## BEGIN RAW RECORDS

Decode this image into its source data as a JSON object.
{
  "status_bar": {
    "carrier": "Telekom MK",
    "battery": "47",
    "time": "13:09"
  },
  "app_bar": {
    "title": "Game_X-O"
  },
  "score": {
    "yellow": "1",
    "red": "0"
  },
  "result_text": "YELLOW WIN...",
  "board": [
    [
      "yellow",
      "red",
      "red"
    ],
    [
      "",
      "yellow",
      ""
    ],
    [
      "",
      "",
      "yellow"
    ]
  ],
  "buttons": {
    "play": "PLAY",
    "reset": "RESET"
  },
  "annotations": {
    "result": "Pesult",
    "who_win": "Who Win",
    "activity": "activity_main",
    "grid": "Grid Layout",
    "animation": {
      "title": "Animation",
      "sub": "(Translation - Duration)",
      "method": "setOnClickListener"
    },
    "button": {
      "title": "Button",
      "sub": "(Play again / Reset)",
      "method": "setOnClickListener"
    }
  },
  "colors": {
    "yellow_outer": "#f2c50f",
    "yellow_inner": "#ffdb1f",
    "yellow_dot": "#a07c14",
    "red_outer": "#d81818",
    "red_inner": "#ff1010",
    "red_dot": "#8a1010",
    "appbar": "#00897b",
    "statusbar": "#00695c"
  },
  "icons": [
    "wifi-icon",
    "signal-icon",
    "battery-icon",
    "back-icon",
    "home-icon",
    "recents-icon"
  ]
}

## END RAW RECORDS

DIRECTIVE - Repeat the data exactly. Leave nothing out.

SOLUTION TO THIS EXERCISE -
Decode this image into its source data as a JSON object.
{
  "status_bar": {
    "carrier": "Telekom MK",
    "battery": "47",
    "time": "13:09"
  },
  "app_bar": {
    "title": "Game_X-O"
  },
  "score": {
    "yellow": "1",
    "red": "0"
  },
  "result_text": "YELLOW WIN...",
  "board": [
    [
      "yellow",
      "red",
      "red"
    ],
    [
      "",
      "yellow",
      ""
    ],
    [
      "",
      "",
      "yellow"
    ]
  ],
  "buttons": {
    "play": "PLAY",
    "reset": "RESET"
  },
  "annotations": {
    "result": "Pesult",
    "who_win": "Who Win",
    "activity": "activity_main",
    "grid": "Grid Layout",
    "animation": {
      "title": "Animation",
      "sub": "(Translation - Duration)",
      "method": "setOnClickListener"
    },
    "button": {
      "title": "Button",
      "sub": "(Play again / Reset)",
      "method": "setOnClickListener"
    }
  },
  "colors": {
    "yellow_outer": "#f2c50f",
    "yellow_inner": "#ffdb1f",
    "yellow_dot": "#a07c14",
    "red_outer": "#d81818",
    "red_inner": "#ff1010",
    "red_dot": "#8a1010",
    "appbar": "#00897b",
    "statusbar": "#00695c"
  },
  "icons": [
    "wifi-icon",
    "signal-icon",
    "battery-icon",
    "back-icon",
    "home-icon",
    "recents-icon"
  ]
}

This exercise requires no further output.